=== Input data ===

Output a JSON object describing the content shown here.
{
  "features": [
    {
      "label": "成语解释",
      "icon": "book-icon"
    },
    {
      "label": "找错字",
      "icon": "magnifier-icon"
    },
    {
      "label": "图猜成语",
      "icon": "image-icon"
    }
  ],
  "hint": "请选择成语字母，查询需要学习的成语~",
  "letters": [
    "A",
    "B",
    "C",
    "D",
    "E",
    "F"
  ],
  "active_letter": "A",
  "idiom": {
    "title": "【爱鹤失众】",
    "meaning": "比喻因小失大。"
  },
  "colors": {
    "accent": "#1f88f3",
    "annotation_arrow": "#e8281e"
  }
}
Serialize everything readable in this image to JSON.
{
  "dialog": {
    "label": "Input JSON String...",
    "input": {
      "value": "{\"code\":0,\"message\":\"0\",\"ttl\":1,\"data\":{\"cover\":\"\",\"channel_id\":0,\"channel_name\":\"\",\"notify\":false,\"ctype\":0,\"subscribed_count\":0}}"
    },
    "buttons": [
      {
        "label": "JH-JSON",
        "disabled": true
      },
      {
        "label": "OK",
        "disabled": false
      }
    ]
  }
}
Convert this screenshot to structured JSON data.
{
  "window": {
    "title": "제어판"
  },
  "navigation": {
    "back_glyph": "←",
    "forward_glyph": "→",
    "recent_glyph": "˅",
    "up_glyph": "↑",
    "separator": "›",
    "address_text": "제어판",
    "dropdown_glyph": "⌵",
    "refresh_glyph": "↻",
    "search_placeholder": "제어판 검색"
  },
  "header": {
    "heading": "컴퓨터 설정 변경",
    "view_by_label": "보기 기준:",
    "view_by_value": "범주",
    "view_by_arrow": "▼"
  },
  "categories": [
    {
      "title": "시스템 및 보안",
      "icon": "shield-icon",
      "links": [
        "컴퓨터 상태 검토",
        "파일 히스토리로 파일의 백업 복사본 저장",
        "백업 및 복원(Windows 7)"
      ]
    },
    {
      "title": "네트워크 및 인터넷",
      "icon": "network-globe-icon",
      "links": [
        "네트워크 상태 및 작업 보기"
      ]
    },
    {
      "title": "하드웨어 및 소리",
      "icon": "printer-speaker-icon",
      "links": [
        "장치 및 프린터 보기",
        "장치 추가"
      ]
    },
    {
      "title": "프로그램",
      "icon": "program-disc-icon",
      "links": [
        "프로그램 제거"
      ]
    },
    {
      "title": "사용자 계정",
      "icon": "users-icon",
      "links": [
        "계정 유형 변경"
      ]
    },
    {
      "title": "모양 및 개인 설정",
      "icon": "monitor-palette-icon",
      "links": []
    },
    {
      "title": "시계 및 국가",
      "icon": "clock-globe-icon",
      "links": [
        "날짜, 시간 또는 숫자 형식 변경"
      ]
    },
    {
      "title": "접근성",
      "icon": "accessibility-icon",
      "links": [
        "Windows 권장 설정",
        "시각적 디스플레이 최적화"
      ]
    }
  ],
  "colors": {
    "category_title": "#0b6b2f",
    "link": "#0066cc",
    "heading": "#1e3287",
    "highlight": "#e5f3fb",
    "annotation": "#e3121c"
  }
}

===

• Objective: Copy each record from above exactly, and include every line.

• Final answer:
Output a JSON object describing the content shown here.
{
  "features": [
    {
      "label": "成语解释",
      "icon": "book-icon"
    },
    {
      "label": "找错字",
      "icon": "magnifier-icon"
    },
    {
      "label": "图猜成语",
      "icon": "image-icon"
    }
  ],
  "hint": "请选择成语字母，查询需要学习的成语~",
  "letters": [
    "A",
    "B",
    "C",
    "D",
    "E",
    "F"
  ],
  "active_letter": "A",
  "idiom": {
    "title": "【爱鹤失众】",
    "meaning": "比喻因小失大。"
  },
  "colors": {
    "accent": "#1f88f3",
    "annotation_arrow": "#e8281e"
  }
}
Serialize everything readable in this image to JSON.
{
  "dialog": {
    "label": "Input JSON String...",
    "input": {
      "value": "{\"code\":0,\"message\":\"0\",\"ttl\":1,\"data\":{\"cover\":\"\",\"channel_id\":0,\"channel_name\":\"\",\"notify\":false,\"ctype\":0,\"subscribed_count\":0}}"
    },
    "buttons": [
      {
        "label": "JH-JSON",
        "disabled": true
      },
      {
        "label": "OK",
        "disabled": false
      }
    ]
  }
}
Convert this screenshot to structured JSON data.
{
  "window": {
    "title": "제어판"
  },
  "navigation": {
    "back_glyph": "←",
    "forward_glyph": "→",
    "recent_glyph": "˅",
    "up_glyph": "↑",
    "separator": "›",
    "address_text": "제어판",
    "dropdown_glyph": "⌵",
    "refresh_glyph": "↻",
    "search_placeholder": "제어판 검색"
  },
  "header": {
    "heading": "컴퓨터 설정 변경",
    "view_by_label": "보기 기준:",
    "view_by_value": "범주",
    "view_by_arrow": "▼"
  },
  "categories": [
    {
      "title": "시스템 및 보안",
      "icon": "shield-icon",
      "links": [
        "컴퓨터 상태 검토",
        "파일 히스토리로 파일의 백업 복사본 저장",
        "백업 및 복원(Windows 7)"
      ]
    },
    {
      "title": "네트워크 및 인터넷",
      "icon": "network-globe-icon",
      "links": [
        "네트워크 상태 및 작업 보기"
      ]
    },
    {
      "title": "하드웨어 및 소리",
      "icon": "printer-speaker-icon",
      "links": [
        "장치 및 프린터 보기",
        "장치 추가"
      ]
    },
    {
      "title": "프로그램",
      "icon": "program-disc-icon",
      "links": [
        "프로그램 제거"
      ]
    },
    {
      "title": "사용자 계정",
      "icon": "users-icon",
      "links": [
        "계정 유형 변경"
      ]
    },
    {
      "title": "모양 및 개인 설정",
      "icon": "monitor-palette-icon",
      "links": []
    },
    {
      "title": "시계 및 국가",
      "icon": "clock-globe-icon",
      "links": [
        "날짜, 시간 또는 숫자 형식 변경"
      ]
    },
    {
      "title": "접근성",
      "icon": "accessibility-icon",
      "links": [
        "Windows 권장 설정",
        "시각적 디스플레이 최적화"
      ]
    }
  ],
  "colors": {
    "category_title": "#0b6b2f",
    "link": "#0066cc",
    "heading": "#1e3287",
    "highlight": "#e5f3fb",
    "annotation": "#e3121c"
  }
}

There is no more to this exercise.